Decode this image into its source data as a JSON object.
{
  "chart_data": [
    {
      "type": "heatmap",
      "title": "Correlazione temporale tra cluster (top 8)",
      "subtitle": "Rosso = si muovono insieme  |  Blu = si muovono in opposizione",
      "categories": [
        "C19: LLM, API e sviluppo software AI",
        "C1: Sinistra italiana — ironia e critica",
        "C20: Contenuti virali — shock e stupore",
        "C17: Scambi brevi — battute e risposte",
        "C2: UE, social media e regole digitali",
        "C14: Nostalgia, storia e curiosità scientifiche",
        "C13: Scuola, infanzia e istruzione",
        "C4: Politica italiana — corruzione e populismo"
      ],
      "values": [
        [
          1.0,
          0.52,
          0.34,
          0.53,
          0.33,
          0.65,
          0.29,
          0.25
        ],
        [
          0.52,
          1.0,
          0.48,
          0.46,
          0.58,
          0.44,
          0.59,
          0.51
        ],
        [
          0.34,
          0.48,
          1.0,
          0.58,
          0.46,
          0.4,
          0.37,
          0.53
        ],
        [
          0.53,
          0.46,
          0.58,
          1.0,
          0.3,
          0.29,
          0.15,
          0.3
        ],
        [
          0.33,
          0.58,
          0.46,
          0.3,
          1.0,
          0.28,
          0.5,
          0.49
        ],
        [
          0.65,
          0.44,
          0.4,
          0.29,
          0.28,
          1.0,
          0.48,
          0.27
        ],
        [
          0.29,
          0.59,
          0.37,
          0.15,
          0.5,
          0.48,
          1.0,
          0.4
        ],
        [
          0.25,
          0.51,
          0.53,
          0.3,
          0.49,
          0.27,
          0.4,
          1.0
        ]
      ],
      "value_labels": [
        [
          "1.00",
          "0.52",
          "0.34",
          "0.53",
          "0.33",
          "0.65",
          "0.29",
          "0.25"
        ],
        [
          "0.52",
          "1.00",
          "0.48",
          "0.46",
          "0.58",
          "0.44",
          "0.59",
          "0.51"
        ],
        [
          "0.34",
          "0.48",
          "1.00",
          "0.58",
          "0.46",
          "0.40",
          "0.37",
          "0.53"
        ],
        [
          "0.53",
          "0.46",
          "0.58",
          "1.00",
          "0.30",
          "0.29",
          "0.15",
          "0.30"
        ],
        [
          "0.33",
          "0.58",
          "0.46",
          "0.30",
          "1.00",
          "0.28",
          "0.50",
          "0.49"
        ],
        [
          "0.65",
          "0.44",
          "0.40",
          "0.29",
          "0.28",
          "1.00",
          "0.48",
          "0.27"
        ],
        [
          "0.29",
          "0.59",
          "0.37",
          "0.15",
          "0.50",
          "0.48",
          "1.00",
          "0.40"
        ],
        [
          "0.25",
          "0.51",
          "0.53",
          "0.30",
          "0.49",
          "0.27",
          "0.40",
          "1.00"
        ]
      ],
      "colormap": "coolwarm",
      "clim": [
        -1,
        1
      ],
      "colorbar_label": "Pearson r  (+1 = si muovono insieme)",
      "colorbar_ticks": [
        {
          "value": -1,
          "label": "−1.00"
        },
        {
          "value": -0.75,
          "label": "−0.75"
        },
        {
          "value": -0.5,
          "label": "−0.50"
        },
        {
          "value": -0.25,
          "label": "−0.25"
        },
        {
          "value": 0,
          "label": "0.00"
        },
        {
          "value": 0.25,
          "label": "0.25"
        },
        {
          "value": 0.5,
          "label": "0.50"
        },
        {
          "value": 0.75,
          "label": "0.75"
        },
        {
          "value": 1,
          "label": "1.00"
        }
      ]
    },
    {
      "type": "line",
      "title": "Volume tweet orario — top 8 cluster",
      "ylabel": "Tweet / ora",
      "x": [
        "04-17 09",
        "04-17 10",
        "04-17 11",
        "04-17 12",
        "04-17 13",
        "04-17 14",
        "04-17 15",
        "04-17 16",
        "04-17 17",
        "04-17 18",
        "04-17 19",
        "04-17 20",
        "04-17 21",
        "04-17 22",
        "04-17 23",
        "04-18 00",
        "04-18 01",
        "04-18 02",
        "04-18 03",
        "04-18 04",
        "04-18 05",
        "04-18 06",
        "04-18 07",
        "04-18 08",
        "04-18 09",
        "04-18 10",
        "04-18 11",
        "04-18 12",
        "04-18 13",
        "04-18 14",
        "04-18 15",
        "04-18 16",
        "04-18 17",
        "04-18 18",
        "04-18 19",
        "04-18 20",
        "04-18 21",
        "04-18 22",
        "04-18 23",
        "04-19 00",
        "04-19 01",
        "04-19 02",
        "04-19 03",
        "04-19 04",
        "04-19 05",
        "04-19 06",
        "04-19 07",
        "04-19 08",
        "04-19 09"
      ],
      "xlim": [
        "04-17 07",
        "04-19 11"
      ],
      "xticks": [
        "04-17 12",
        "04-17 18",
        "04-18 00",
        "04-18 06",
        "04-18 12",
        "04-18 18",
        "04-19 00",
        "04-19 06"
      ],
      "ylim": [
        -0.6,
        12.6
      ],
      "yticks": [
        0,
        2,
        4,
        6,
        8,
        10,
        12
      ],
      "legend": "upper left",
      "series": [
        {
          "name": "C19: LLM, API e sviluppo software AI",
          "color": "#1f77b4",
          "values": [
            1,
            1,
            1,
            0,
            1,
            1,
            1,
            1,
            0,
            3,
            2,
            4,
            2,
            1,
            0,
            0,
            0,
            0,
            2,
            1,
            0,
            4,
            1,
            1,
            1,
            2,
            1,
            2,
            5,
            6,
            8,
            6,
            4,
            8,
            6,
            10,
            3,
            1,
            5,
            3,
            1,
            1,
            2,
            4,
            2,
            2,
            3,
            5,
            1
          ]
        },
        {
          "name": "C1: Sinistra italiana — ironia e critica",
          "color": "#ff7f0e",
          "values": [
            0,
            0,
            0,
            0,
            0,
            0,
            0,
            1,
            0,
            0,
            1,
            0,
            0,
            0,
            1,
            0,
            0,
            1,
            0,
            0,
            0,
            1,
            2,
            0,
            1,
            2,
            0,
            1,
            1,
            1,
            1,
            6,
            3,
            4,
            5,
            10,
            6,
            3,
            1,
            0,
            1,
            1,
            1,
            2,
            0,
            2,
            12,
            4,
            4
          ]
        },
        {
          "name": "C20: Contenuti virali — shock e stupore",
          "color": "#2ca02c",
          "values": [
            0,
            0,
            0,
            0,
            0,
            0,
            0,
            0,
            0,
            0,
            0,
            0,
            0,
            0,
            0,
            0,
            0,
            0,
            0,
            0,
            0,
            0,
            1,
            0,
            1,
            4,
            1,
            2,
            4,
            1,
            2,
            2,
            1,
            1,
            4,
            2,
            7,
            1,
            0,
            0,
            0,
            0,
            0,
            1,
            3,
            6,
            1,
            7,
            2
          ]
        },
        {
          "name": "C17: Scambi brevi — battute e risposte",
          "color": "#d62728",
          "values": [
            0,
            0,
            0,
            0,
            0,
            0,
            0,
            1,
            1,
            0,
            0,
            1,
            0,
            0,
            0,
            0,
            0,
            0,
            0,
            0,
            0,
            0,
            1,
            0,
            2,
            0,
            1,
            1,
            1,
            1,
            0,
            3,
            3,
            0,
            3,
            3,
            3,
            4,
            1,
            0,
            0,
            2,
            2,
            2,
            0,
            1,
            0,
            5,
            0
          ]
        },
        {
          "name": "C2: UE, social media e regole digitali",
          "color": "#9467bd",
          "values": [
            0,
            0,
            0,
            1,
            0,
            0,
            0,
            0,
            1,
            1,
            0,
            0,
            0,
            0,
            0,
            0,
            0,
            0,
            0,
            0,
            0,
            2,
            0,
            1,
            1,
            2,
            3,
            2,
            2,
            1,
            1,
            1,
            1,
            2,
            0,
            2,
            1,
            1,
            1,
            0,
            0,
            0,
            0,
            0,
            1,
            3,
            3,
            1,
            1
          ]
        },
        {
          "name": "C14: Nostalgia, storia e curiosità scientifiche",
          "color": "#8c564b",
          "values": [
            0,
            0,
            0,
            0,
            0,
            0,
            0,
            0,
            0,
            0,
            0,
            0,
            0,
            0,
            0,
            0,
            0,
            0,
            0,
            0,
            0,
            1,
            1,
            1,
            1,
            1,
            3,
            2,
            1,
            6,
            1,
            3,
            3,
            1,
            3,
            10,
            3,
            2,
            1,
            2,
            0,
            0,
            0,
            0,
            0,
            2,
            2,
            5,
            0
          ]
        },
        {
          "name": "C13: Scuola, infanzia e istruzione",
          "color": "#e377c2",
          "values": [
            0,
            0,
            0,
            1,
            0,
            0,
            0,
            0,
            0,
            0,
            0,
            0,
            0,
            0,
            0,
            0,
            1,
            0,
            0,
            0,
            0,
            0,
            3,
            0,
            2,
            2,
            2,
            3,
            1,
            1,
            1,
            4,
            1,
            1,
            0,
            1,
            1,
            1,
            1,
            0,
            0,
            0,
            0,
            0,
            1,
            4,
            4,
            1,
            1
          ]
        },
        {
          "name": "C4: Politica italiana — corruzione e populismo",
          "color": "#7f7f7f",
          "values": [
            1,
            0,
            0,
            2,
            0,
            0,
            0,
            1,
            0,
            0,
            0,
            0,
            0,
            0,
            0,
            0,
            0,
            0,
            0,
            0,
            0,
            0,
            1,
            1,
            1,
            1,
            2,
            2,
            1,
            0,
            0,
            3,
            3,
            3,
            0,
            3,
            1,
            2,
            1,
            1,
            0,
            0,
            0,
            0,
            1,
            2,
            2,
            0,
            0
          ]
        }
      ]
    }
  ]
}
___
What is needed. Your task is to copy each line from the material above that includes the word "digitali".

Answer box.
        "C2: UE, social media e regole digitali",
          "name": "C2: UE, social media e regole digitali",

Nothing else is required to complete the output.